_Rows from a figure dataset_
──────────────────────────────

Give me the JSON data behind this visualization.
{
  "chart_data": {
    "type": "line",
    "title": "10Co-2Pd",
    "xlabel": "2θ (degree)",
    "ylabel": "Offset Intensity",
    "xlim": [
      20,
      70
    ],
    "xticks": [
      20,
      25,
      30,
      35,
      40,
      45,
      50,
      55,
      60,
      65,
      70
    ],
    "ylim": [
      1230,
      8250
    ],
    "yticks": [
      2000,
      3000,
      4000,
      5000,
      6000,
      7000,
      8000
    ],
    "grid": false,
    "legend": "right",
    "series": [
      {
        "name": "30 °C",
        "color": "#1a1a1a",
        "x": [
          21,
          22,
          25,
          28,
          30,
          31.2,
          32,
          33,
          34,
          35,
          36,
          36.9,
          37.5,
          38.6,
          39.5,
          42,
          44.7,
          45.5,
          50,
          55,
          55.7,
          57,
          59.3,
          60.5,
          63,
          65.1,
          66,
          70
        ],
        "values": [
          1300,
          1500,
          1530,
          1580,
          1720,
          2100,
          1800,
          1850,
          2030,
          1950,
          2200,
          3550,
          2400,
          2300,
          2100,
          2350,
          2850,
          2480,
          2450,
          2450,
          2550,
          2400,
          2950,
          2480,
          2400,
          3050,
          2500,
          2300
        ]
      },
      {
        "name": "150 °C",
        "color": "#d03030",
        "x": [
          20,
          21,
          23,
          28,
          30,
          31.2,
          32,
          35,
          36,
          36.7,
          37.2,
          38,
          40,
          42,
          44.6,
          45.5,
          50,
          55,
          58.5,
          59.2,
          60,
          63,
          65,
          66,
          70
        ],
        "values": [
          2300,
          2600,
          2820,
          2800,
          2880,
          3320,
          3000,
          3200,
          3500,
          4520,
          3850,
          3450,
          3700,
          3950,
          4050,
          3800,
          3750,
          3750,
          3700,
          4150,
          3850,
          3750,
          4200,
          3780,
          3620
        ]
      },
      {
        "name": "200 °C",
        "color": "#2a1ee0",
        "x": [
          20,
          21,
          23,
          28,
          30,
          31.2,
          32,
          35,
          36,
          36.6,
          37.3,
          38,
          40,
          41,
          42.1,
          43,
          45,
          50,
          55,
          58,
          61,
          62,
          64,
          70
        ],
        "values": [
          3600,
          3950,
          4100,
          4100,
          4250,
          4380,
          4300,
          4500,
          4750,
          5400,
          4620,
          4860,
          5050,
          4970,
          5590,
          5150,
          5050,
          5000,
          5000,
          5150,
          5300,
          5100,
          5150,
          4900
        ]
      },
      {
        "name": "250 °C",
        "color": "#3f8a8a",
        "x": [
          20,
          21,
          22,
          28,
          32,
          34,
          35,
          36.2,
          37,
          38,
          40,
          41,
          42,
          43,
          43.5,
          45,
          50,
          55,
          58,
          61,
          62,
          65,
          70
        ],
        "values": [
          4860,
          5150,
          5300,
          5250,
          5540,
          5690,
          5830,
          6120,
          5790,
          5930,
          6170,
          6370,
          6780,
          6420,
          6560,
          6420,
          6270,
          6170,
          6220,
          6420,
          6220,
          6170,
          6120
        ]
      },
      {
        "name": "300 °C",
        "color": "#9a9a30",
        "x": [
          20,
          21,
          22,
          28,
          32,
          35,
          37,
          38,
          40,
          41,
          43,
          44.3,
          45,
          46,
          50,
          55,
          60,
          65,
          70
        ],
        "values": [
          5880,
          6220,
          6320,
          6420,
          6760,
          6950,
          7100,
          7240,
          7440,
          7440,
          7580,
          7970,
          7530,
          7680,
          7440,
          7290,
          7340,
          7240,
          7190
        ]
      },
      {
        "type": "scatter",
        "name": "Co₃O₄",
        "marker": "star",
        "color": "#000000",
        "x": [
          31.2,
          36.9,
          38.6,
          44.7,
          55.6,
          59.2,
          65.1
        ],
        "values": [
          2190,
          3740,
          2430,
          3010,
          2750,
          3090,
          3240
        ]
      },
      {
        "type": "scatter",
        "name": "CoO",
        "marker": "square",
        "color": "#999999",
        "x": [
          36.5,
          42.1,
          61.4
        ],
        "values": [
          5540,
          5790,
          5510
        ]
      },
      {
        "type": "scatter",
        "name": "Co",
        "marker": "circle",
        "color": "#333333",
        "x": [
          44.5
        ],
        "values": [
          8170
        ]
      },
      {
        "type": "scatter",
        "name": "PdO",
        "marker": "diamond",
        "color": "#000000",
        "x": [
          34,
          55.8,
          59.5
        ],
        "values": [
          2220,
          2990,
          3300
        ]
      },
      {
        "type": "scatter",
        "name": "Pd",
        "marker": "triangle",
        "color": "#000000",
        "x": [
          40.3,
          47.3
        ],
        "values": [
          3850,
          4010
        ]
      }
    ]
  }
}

──────────────────────────────

_Task_
Reproduce each entry above exactly, keeping every word.

_Solution to the problem_
Give me the JSON data behind this visualization.
{
  "chart_data": {
    "type": "line",
    "title": "10Co-2Pd",
    "xlabel": "2θ (degree)",
    "ylabel": "Offset Intensity",
    "xlim": [
      20,
      70
    ],
    "xticks": [
      20,
      25,
      30,
      35,
      40,
      45,
      50,
      55,
      60,
      65,
      70
    ],
    "ylim": [
      1230,
      8250
    ],
    "yticks": [
      2000,
      3000,
      4000,
      5000,
      6000,
      7000,
      8000
    ],
    "grid": false,
    "legend": "right",
    "series": [
      {
        "name": "30 °C",
        "color": "#1a1a1a",
        "x": [
          21,
          22,
          25,
          28,
          30,
          31.2,
          32,
          33,
          34,
          35,
          36,
          36.9,
          37.5,
          38.6,
          39.5,
          42,
          44.7,
          45.5,
          50,
          55,
          55.7,
          57,
          59.3,
          60.5,
          63,
          65.1,
          66,
          70
        ],
        "values": [
          1300,
          1500,
          1530,
          1580,
          1720,
          2100,
          1800,
          1850,
          2030,
          1950,
          2200,
          3550,
          2400,
          2300,
          2100,
          2350,
          2850,
          2480,
          2450,
          2450,
          2550,
          2400,
          2950,
          2480,
          2400,
          3050,
          2500,
          2300
        ]
      },
      {
        "name": "150 °C",
        "color": "#d03030",
        "x": [
          20,
          21,
          23,
          28,
          30,
          31.2,
          32,
          35,
          36,
          36.7,
          37.2,
          38,
          40,
          42,
          44.6,
          45.5,
          50,
          55,
          58.5,
          59.2,
          60,
          63,
          65,
          66,
          70
        ],
        "values": [
          2300,
          2600,
          2820,
          2800,
          2880,
          3320,
          3000,
          3200,
          3500,
          4520,
          3850,
          3450,
          3700,
          3950,
          4050,
          3800,
          3750,
          3750,
          3700,
          4150,
          3850,
          3750,
          4200,
          3780,
          3620
        ]
      },
      {
        "name": "200 °C",
        "color": "#2a1ee0",
        "x": [
          20,
          21,
          23,
          28,
          30,
          31.2,
          32,
          35,
          36,
          36.6,
          37.3,
          38,
          40,
          41,
          42.1,
          43,
          45,
          50,
          55,
          58,
          61,
          62,
          64,
          70
        ],
        "values": [
          3600,
          3950,
          4100,
          4100,
          4250,
          4380,
          4300,
          4500,
          4750,
          5400,
          4620,
          4860,
          5050,
          4970,
          5590,
          5150,
          5050,
          5000,
          5000,
          5150,
          5300,
          5100,
          5150,
          4900
        ]
      },
      {
        "name": "250 °C",
        "color": "#3f8a8a",
        "x": [
          20,
          21,
          22,
          28,
          32,
          34,
          35,
          36.2,
          37,
          38,
          40,
          41,
          42,
          43,
          43.5,
          45,
          50,
          55,
          58,
          61,
          62,
          65,
          70
        ],
        "values": [
          4860,
          5150,
          5300,
          5250,
          5540,
          5690,
          5830,
          6120,
          5790,
          5930,
          6170,
          6370,
          6780,
          6420,
          6560,
          6420,
          6270,
          6170,
          6220,
          6420,
          6220,
          6170,
          6120
        ]
      },
      {
        "name": "300 °C",
        "color": "#9a9a30",
        "x": [
          20,
          21,
          22,
          28,
          32,
          35,
          37,
          38,
          40,
          41,
          43,
          44.3,
          45,
          46,
          50,
          55,
          60,
          65,
          70
        ],
        "values": [
          5880,
          6220,
          6320,
          6420,
          6760,
          6950,
          7100,
          7240,
          7440,
          7440,
          7580,
          7970,
          7530,
          7680,
          7440,
          7290,
          7340,
          7240,
          7190
        ]
      },
      {
        "type": "scatter",
        "name": "Co₃O₄",
        "marker": "star",
        "color": "#000000",
        "x": [
          31.2,
          36.9,
          38.6,
          44.7,
          55.6,
          59.2,
          65.1
        ],
        "values": [
          2190,
          3740,
          2430,
          3010,
          2750,
          3090,
          3240
        ]
      },
      {
        "type": "scatter",
        "name": "CoO",
        "marker": "square",
        "color": "#999999",
        "x": [
          36.5,
          42.1,
          61.4
        ],
        "values": [
          5540,
          5790,
          5510
        ]
      },
      {
        "type": "scatter",
        "name": "Co",
        "marker": "circle",
        "color": "#333333",
        "x": [
          44.5
        ],
        "values": [
          8170
        ]
      },
      {
        "type": "scatter",
        "name": "PdO",
        "marker": "diamond",
        "color": "#000000",
        "x": [
          34,
          55.8,
          59.5
        ],
        "values": [
          2220,
          2990,
          3300
        ]
      },
      {
        "type": "scatter",
        "name": "Pd",
        "marker": "triangle",
        "color": "#000000",
        "x": [
          40.3,
          47.3
        ],
        "values": [
          3850,
          4010
        ]
      }
    ]
  }
}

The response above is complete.